**Given problem**. Write out the entries verbatim and leave the images out of the copy.
************
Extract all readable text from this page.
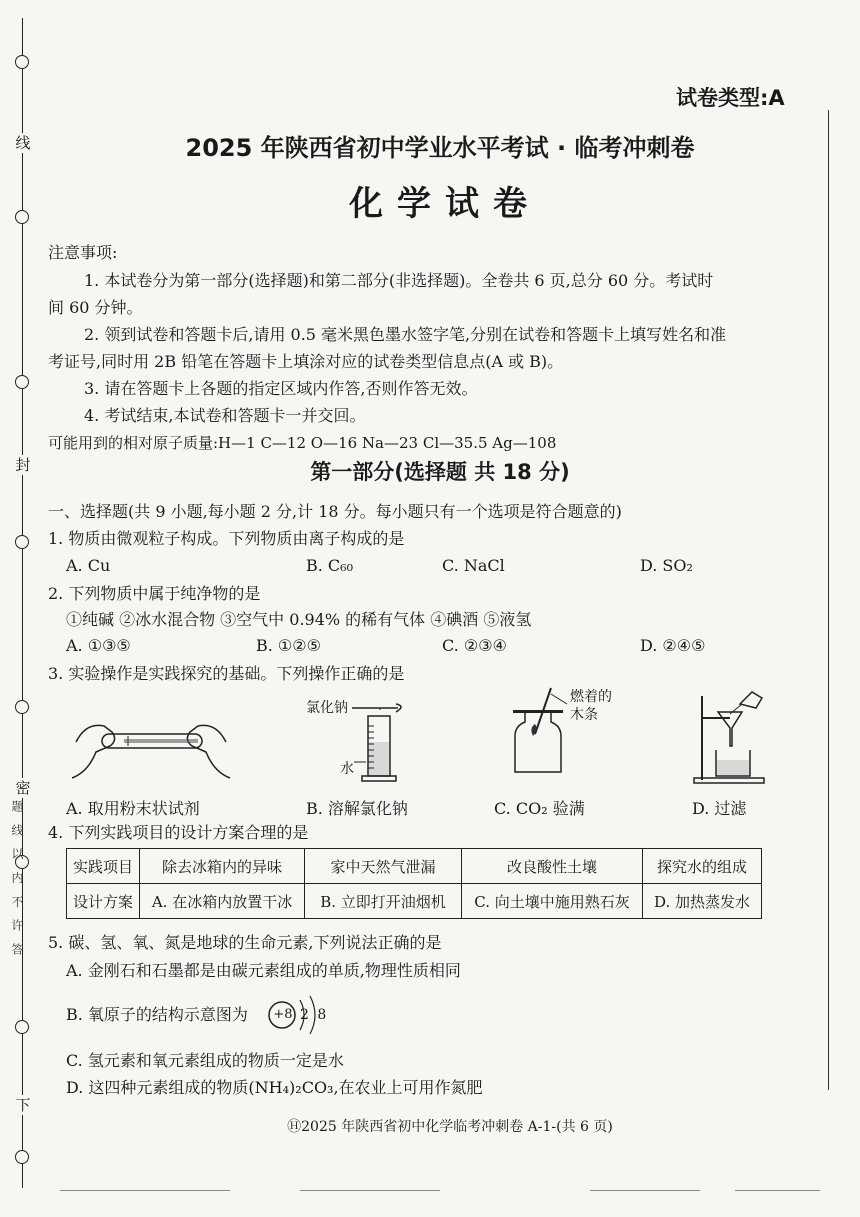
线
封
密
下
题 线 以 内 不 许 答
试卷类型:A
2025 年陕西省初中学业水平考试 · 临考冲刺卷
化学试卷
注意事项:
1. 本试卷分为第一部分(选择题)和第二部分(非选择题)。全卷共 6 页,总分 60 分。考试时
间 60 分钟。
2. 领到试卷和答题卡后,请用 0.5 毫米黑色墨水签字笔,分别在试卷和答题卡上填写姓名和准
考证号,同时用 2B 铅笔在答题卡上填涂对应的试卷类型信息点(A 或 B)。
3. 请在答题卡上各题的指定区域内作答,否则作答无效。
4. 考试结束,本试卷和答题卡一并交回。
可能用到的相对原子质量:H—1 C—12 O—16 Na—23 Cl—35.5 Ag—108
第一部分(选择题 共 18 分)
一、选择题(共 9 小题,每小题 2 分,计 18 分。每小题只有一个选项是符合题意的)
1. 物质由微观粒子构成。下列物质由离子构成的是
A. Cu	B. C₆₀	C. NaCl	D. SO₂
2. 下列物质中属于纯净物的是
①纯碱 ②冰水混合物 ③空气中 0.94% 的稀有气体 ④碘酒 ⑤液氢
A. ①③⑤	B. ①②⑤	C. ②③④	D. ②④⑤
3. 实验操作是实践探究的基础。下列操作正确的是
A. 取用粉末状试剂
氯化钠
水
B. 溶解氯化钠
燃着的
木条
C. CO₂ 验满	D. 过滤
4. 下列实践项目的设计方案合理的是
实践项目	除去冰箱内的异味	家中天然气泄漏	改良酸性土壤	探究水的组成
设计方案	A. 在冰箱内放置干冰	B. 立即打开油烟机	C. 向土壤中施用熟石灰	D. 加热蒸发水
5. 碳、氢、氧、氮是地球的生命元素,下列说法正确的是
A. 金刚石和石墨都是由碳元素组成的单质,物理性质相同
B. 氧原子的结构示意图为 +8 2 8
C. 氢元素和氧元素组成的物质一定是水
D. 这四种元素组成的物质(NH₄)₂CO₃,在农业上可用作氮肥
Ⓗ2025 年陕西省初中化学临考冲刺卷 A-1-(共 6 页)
************
**Answer below**.
Extract all readable text from this page.
线
封
密
下
题 线 以 内 不 许 答
试卷类型:A
2025 年陕西省初中学业水平考试 · 临考冲刺卷
化学试卷
注意事项:
1. 本试卷分为第一部分(选择题)和第二部分(非选择题)。全卷共 6 页,总分 60 分。考试时
间 60 分钟。
2. 领到试卷和答题卡后,请用 0.5 毫米黑色墨水签字笔,分别在试卷和答题卡上填写姓名和准
考证号,同时用 2B 铅笔在答题卡上填涂对应的试卷类型信息点(A 或 B)。
3. 请在答题卡上各题的指定区域内作答,否则作答无效。
4. 考试结束,本试卷和答题卡一并交回。
可能用到的相对原子质量:H—1 C—12 O—16 Na—23 Cl—35.5 Ag—108
第一部分(选择题 共 18 分)
一、选择题(共 9 小题,每小题 2 分,计 18 分。每小题只有一个选项是符合题意的)
1. 物质由微观粒子构成。下列物质由离子构成的是
A. Cu	B. C₆₀	C. NaCl	D. SO₂
2. 下列物质中属于纯净物的是
①纯碱 ②冰水混合物 ③空气中 0.94% 的稀有气体 ④碘酒 ⑤液氢
A. ①③⑤	B. ①②⑤	C. ②③④	D. ②④⑤
3. 实验操作是实践探究的基础。下列操作正确的是
A. 取用粉末状试剂
氯化钠
水
B. 溶解氯化钠
燃着的
木条
C. CO₂ 验满	D. 过滤
4. 下列实践项目的设计方案合理的是
实践项目	除去冰箱内的异味	家中天然气泄漏	改良酸性土壤	探究水的组成
设计方案	A. 在冰箱内放置干冰	B. 立即打开油烟机	C. 向土壤中施用熟石灰	D. 加热蒸发水
5. 碳、氢、氧、氮是地球的生命元素,下列说法正确的是
A. 金刚石和石墨都是由碳元素组成的单质,物理性质相同
B. 氧原子的结构示意图为 +8 2 8
C. 氢元素和氧元素组成的物质一定是水
D. 这四种元素组成的物质(NH₄)₂CO₃,在农业上可用作氮肥
Ⓗ2025 年陕西省初中化学临考冲刺卷 A-1-(共 6 页)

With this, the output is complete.